[start Provided information]

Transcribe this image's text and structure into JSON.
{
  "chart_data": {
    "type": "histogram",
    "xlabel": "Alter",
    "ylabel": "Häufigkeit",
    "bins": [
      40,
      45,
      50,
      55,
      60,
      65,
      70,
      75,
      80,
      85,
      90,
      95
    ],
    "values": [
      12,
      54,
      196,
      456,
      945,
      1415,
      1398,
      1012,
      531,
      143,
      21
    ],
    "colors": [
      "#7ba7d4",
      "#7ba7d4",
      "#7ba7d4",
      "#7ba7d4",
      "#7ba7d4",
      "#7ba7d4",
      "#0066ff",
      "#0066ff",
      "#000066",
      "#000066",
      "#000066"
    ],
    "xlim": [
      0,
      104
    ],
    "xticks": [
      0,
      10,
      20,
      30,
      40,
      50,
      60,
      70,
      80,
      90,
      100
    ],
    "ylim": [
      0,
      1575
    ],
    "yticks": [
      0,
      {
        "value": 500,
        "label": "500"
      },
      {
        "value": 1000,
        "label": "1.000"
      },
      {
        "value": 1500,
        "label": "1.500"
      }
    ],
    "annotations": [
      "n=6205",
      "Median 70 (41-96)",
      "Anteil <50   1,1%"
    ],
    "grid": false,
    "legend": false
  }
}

[end Provided information]

Task requirements:
Faithfully transcribe the whole of the data.

Right answer:
Transcribe this image's text and structure into JSON.
{
  "chart_data": {
    "type": "histogram",
    "xlabel": "Alter",
    "ylabel": "Häufigkeit",
    "bins": [
      40,
      45,
      50,
      55,
      60,
      65,
      70,
      75,
      80,
      85,
      90,
      95
    ],
    "values": [
      12,
      54,
      196,
      456,
      945,
      1415,
      1398,
      1012,
      531,
      143,
      21
    ],
    "colors": [
      "#7ba7d4",
      "#7ba7d4",
      "#7ba7d4",
      "#7ba7d4",
      "#7ba7d4",
      "#7ba7d4",
      "#0066ff",
      "#0066ff",
      "#000066",
      "#000066",
      "#000066"
    ],
    "xlim": [
      0,
      104
    ],
    "xticks": [
      0,
      10,
      20,
      30,
      40,
      50,
      60,
      70,
      80,
      90,
      100
    ],
    "ylim": [
      0,
      1575
    ],
    "yticks": [
      0,
      {
        "value": 500,
        "label": "500"
      },
      {
        "value": 1000,
        "label": "1.000"
      },
      {
        "value": 1500,
        "label": "1.500"
      }
    ],
    "annotations": [
      "n=6205",
      "Median 70 (41-96)",
      "Anteil <50   1,1%"
    ],
    "grid": false,
    "legend": false
  }
}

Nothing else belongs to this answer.